#### [Required task]
Work out how many lines in the entries contain the string "this", and give nothing but that number.

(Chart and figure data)
════════
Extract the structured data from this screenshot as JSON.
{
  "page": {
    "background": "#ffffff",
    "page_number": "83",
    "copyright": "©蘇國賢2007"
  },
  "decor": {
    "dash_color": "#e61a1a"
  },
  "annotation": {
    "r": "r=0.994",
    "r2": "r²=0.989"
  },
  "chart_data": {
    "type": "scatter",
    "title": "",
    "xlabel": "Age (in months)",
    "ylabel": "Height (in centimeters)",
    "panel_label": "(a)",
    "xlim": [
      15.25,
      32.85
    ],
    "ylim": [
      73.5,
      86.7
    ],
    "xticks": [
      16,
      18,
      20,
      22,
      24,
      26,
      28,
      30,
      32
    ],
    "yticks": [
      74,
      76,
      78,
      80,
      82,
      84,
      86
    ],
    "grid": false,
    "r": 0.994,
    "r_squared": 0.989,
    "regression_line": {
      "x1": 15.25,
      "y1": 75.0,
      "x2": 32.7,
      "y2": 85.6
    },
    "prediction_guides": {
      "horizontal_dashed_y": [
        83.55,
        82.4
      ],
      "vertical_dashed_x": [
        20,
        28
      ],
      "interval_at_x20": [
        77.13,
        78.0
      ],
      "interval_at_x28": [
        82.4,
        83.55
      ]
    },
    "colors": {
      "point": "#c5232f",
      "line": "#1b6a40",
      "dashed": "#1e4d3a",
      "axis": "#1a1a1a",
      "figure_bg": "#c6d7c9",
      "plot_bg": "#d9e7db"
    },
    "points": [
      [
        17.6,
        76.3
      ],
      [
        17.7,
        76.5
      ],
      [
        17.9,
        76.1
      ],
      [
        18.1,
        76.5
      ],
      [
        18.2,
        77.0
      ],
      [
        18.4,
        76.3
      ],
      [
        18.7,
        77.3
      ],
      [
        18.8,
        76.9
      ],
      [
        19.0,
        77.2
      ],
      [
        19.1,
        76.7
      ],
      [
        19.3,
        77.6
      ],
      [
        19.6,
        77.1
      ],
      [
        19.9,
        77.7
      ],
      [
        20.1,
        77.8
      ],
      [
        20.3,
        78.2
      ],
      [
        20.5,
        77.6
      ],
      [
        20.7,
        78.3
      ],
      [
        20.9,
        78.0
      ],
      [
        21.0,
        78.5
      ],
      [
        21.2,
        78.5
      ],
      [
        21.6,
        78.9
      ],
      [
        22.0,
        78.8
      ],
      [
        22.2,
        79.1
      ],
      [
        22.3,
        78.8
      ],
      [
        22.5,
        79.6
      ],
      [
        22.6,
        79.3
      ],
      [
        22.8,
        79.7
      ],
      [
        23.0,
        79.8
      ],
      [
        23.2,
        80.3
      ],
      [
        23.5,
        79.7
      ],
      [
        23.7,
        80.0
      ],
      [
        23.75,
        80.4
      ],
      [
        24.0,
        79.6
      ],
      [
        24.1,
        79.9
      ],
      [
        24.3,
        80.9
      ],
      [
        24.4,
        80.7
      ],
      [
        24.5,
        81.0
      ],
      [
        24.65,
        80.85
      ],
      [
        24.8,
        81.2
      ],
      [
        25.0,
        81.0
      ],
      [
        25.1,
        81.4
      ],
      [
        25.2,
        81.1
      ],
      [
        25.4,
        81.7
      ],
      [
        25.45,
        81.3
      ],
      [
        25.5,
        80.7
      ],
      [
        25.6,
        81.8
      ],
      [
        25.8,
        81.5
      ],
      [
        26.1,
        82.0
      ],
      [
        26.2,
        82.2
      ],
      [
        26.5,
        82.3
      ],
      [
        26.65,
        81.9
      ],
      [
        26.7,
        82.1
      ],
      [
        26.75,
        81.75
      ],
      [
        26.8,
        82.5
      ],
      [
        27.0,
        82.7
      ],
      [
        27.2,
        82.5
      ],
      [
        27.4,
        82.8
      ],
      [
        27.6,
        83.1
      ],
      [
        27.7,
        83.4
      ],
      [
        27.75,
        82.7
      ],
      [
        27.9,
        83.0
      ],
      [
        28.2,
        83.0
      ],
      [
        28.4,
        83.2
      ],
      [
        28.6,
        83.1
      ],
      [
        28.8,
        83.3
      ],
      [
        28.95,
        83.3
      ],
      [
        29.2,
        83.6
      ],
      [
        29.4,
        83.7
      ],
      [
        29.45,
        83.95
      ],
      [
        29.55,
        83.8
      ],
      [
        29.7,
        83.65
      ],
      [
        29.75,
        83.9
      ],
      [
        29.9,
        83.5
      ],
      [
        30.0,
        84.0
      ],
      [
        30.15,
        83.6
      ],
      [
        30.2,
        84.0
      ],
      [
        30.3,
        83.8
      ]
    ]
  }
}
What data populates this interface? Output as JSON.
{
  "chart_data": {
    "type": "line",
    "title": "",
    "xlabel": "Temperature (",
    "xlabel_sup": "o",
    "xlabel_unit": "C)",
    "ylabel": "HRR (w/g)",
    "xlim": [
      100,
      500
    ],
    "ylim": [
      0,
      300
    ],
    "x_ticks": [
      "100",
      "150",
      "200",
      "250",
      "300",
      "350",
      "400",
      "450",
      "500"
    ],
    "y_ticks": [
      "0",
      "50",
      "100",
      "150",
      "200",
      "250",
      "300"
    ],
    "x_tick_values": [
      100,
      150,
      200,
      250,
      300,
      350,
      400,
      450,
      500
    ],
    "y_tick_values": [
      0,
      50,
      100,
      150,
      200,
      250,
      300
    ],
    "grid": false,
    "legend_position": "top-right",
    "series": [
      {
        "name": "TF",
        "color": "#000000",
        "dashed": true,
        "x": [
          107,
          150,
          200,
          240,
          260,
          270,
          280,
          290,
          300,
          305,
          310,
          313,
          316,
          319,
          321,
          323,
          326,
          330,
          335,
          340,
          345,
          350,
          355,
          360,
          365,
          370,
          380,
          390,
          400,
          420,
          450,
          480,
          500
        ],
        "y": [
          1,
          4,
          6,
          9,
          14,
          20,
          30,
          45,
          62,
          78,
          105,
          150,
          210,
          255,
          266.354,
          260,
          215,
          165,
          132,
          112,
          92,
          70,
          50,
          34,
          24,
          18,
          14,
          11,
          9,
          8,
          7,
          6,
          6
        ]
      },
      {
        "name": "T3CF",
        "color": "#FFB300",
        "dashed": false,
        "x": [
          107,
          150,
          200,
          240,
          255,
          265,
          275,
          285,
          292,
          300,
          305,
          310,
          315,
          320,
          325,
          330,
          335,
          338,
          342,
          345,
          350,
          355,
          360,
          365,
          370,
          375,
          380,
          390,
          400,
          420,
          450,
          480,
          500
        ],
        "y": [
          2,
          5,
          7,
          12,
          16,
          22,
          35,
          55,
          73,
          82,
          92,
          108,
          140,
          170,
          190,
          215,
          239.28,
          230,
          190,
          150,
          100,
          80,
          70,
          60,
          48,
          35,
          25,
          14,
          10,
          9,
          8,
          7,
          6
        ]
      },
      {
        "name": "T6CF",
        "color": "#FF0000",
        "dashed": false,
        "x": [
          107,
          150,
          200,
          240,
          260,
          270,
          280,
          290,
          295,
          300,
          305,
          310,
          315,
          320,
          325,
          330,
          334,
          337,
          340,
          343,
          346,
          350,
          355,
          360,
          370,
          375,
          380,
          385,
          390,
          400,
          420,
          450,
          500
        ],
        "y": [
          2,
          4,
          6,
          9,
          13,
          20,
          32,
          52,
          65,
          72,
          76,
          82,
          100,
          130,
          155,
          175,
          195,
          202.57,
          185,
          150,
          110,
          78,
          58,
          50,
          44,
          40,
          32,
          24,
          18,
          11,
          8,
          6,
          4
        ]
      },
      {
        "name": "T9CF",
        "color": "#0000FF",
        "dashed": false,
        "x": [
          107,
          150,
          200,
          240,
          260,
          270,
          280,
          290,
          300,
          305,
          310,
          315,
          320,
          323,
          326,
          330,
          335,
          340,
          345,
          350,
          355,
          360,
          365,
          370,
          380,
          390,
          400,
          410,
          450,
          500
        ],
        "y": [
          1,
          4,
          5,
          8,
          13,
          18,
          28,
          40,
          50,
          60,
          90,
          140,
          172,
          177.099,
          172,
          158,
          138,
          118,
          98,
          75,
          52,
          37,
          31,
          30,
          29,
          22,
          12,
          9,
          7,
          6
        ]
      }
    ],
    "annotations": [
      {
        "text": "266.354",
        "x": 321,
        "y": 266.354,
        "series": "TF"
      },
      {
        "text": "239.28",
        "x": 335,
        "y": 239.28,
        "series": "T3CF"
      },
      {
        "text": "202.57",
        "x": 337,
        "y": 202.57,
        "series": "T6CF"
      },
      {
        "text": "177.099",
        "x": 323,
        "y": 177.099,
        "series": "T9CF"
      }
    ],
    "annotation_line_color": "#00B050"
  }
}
════════
#### [Answer to the task]
2